-- PROBLEMS AND TASKS --
**A.** Answer these questions from the convention opinion piece:
(i) In what city is the convention hall located?
(ii) Which state does Congresswoman Nydia Velazquez represent?
(iii) On what evening did she take the stage?
**B.** Return the part of the convention opinion piece starting at "As New York" and ending at "onward to victory.".
**C.** Resume the convention opinion piece from the point where it stops.

--- DOCUMENT PASSAGE Enclosed Below ---

Opinion

Unnoticed under the lights

How many cheering voices will we never hear?

The lights are bright; the music is soaring. As thousands of delegates and Democrat leaders sit in the convention hall in Charlotte, North Carolina, they are bombarded with countless different sensations. While the articulate, well-dressed speakers are defending liberty, freedom, and individual rights, the hearts of those in the audience and in living rooms all across America swell with pride and gratitude.

As New York Congresswoman Nydia Velazquez took the stage Tuesday evening, hearts swelled even further with pride in our current leadership and with indignation at the opposition. Consumed by the bright light of the stage, and looking out upon thousands of faces, Congresswoman Velazquez declared:

President Obama has walked with America’s women. President Obama is helping women access preventive health services like cancer screenings, contraception and well-women exams. Meanwhile, Mitt Romney and Republicans in Congress would like to roll back a woman’s access to important preventive care, turn over women’s health decisions to their bosses, and defund Planned Parenthood… President Obama has walked with us for the last four years—in good times and in tough times.  And now, we are going to walk with the president to the polls and onward to victory.

No doubt as Ms. Velazquez scanned the cheering crowd she saw bright faces, nods, and smiles of approbation. She saw thousands of people eager to rally behind the cause of “women’s rights.”

But had she thought past her positive rhetoric, she would have noticed something else about the crowd:

The crowd should be larger – much larger.

--- End of Enclosed DOCUMENT PASSAGE ---
--- SUPPLIED ENTRIES Enclosed Below ---

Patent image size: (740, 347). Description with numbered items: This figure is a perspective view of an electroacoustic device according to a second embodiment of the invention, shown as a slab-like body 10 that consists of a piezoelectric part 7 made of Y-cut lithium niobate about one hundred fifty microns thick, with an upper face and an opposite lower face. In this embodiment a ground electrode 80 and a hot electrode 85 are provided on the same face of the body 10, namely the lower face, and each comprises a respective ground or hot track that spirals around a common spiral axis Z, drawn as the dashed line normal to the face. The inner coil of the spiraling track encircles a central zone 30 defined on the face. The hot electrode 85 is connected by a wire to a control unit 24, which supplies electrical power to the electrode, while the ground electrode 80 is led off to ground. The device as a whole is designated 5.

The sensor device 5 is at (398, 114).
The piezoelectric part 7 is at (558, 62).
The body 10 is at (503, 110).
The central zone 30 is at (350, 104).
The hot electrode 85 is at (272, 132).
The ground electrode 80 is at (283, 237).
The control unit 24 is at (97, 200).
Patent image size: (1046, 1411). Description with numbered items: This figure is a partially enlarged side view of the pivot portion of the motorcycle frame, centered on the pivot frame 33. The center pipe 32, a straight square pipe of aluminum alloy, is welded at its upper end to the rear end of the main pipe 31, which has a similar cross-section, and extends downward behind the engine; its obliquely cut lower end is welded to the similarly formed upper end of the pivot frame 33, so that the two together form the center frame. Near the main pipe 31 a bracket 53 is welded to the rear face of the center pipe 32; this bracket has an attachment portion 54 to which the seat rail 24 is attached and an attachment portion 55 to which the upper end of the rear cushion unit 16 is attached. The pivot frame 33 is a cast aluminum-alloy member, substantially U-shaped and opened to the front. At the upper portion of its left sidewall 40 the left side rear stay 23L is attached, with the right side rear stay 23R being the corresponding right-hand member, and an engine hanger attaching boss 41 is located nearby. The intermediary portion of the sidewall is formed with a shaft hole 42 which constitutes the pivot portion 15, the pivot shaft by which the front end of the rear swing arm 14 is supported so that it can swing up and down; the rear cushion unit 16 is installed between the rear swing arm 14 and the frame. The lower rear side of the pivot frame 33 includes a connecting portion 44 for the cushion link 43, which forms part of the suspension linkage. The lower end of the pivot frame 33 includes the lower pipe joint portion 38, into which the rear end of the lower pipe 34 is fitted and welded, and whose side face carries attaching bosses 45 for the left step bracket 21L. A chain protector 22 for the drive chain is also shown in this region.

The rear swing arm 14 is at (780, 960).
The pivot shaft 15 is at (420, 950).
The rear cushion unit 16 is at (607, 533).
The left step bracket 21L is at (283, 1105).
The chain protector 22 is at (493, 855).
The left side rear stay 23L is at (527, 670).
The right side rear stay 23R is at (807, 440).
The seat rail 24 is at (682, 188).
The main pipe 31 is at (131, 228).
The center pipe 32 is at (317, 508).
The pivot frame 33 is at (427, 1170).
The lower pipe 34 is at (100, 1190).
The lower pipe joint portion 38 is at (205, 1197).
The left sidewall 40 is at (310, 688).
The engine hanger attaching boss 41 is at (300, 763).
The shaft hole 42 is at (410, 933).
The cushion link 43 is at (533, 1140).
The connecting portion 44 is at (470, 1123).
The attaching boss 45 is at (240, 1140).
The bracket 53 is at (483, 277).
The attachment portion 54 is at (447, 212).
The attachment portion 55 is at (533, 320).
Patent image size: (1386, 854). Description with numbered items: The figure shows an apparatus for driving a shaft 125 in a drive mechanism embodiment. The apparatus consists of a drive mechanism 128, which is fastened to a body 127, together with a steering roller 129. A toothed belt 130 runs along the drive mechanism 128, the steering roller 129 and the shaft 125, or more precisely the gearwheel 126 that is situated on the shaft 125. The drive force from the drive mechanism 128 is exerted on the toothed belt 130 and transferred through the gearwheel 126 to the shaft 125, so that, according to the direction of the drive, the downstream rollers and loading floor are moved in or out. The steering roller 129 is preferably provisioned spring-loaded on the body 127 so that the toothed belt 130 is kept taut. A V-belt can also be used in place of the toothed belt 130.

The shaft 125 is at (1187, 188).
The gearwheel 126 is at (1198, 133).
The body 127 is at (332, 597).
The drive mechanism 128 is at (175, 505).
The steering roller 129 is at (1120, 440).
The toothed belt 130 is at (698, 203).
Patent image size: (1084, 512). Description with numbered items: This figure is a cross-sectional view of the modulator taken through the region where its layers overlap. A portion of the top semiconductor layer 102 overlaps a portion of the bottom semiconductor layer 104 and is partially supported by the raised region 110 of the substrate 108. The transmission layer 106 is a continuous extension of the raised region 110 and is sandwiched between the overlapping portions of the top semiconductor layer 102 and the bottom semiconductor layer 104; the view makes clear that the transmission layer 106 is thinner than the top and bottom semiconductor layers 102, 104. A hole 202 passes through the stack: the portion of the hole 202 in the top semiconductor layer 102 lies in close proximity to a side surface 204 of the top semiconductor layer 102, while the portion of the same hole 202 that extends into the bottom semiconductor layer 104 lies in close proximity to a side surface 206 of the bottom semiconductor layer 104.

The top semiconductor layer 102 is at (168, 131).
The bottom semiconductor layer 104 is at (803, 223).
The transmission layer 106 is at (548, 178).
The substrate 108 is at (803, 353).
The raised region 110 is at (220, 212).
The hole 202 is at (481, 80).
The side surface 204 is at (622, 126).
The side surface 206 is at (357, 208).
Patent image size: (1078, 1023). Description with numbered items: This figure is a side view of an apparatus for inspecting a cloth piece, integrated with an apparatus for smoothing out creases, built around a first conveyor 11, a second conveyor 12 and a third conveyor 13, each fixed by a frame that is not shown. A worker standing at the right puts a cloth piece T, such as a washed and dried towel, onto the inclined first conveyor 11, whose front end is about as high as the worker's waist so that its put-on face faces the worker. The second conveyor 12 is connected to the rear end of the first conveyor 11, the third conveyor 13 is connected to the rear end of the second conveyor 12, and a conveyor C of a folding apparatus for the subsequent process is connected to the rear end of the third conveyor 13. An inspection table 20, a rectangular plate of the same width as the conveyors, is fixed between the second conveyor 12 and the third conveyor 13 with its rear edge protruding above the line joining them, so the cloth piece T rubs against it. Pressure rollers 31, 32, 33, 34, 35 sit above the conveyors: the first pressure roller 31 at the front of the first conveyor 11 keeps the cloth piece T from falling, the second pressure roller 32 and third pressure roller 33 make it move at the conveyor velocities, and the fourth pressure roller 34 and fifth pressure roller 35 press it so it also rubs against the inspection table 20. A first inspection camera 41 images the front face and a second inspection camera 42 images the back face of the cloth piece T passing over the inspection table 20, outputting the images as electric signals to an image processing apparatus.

--- End of Enclosed SUPPLIED ENTRIES ---

-- ACTIVITY ANSWERS --
**A.**
(i) Charlotte, North Carolina
(ii) New York
(iii) Tuesday evening

**B.**
As New York Congresswoman Nydia Velazquez took the stage Tuesday evening, hearts swelled even further with pride in our current leadership and with indignation at the opposition. Consumed by the bright light of the stage, and looking out upon thousands of faces, Congresswoman Velazquez declared:

President Obama has walked with America’s women. President Obama is helping women access preventive health services like cancer screenings, contraception and well-women exams. Meanwhile, Mitt Romney and Republicans in Congress would like to roll back a woman’s access to important preventive care, turn over women’s health decisions to their bosses, and defund Planned Parenthood… President Obama has walked with us for the last four years—in good times and in tough times.  And now, we are going to walk with the president to the polls and onward to victory.

**C.**
In the United States in 1980, 30% of pregnancies (excluding miscarriage) ended in abortion. That means roughly one in three children who should have been born at that time never made it out of the womb. Today, had those abortions not taken place, those men and women would be thirty-one or thirty-two years old. Considering that 3.6 million American babies were born in 1980, had it not been for abortion, there would be over a million more thirty-one- and thirty-two-year-olds walking down our streets today.

The statistics are similar for most other years. The year I was conceived (1994), 26% of pregnancies ended in abortion. A million young men and women who would be my peers today never took a breath in the outside world. I often ponder what those people would have been like, and how they might have influenced my life.

This week at the DNC, many pro-abortion Democrat leaders and celebrities have taken or will take the stage – women like Michelle Obama, Ashley Judd, and Sandra Fluke. They, like Congressman Velazquez, will look out under the bright lights at thousands of faces and speak of the importance of letting women choose and supporting Planned Parenthood (America’s biggest provider of abortion).

But they won’t see what I see – what all Americans should be seeing.

They won’t see that convention halls should be fuller, streets should be more crowded, classrooms should be bigger. The DNC will never stop to think just how much impact the rhetoric they push has on the very America they seek to inspire. They will never think of those who should be walking beside them, but who were killed in the womb.

People will cheer, lights will shine, music will blare. No one will notice the empty seats.